>> begin Records
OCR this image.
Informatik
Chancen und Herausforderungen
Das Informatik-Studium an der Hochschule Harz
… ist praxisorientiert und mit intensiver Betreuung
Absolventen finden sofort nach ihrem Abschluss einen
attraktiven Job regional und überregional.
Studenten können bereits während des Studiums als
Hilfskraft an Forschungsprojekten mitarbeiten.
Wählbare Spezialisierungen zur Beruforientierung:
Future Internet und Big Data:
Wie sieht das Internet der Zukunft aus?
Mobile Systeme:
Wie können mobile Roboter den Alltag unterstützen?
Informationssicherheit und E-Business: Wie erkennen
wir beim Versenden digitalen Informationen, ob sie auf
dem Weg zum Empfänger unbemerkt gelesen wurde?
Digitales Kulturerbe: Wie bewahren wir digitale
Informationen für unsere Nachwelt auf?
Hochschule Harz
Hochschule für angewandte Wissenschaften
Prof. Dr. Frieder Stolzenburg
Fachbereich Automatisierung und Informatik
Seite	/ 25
>> end Records
» Directive
Identify and copy all lines with the word "können".

» Finished task
Studenten können bereits während des Studiums als
Wie können mobile Roboter den Alltag unterstützen?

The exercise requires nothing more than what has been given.